■ **Given instruction**
Pull out each of the lines below that contains the string "list", copying them over in full.

■ **Entries**
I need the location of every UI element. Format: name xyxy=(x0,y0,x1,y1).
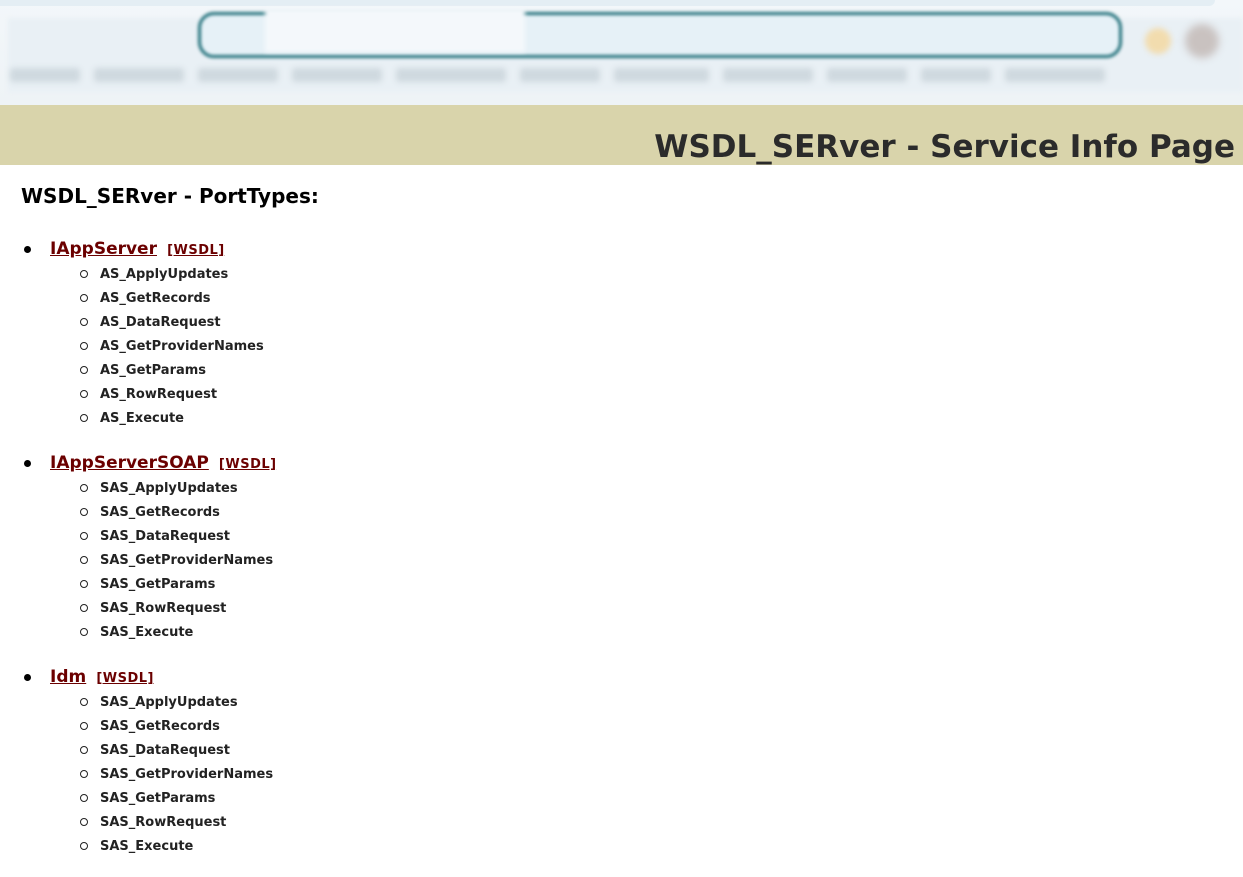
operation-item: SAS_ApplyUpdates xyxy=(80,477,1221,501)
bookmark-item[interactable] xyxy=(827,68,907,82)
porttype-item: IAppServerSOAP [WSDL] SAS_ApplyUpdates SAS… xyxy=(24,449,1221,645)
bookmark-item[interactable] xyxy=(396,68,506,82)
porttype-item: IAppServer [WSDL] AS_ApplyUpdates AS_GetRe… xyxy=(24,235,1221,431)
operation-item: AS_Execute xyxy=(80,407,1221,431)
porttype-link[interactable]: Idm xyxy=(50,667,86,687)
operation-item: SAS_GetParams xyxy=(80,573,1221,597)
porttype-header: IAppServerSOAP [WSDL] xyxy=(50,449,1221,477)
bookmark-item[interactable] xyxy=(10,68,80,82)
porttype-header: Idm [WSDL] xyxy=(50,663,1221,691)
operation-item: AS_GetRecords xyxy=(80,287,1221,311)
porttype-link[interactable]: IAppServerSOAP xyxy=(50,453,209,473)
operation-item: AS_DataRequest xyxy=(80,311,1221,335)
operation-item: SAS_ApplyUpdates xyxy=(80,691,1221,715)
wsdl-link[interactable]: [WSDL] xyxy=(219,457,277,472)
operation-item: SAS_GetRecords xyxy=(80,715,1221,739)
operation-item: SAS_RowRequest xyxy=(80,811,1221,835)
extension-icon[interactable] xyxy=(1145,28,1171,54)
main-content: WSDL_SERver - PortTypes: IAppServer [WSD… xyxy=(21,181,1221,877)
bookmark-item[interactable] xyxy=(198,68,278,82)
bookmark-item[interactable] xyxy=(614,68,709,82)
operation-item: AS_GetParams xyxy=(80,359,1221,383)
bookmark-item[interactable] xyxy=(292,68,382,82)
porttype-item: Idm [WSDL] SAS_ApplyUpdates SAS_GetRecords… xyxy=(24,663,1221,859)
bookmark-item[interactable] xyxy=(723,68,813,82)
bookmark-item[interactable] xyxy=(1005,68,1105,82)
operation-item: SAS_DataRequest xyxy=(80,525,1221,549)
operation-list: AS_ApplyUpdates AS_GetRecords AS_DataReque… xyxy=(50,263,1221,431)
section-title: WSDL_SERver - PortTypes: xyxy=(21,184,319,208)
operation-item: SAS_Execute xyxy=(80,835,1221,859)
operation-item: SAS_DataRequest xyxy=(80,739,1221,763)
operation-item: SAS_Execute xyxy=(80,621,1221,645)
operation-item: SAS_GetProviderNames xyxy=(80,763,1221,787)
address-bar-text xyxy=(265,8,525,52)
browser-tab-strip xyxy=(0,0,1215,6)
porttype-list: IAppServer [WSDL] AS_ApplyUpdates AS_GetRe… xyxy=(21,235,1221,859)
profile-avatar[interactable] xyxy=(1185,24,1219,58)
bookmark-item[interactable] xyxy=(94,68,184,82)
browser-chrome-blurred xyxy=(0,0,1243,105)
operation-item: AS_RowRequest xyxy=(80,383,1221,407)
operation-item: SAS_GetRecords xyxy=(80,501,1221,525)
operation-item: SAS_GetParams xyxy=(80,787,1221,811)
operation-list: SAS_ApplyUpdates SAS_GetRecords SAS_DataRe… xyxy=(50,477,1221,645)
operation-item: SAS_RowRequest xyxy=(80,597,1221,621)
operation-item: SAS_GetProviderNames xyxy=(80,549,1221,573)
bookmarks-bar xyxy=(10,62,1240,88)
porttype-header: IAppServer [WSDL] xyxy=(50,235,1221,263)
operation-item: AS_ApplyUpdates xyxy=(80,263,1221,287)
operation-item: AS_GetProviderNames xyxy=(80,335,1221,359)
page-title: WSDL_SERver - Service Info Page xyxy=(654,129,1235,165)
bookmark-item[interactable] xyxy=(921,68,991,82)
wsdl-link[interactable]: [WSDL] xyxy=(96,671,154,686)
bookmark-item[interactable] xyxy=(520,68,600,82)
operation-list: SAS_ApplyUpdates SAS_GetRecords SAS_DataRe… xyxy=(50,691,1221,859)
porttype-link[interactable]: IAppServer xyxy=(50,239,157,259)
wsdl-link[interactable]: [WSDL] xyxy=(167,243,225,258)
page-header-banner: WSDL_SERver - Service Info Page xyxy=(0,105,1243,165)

■ **Written solution**
operation-list: AS_ApplyUpdates AS_GetRecords AS_DataReque… xyxy=(50,263,1221,431)
porttype-list: IAppServer [WSDL] AS_ApplyUpdates AS_GetRe… xyxy=(21,235,1221,859)
operation-list: SAS_ApplyUpdates SAS_GetRecords SAS_DataRe… xyxy=(50,477,1221,645)
operation-list: SAS_ApplyUpdates SAS_GetRecords SAS_DataRe… xyxy=(50,691,1221,859)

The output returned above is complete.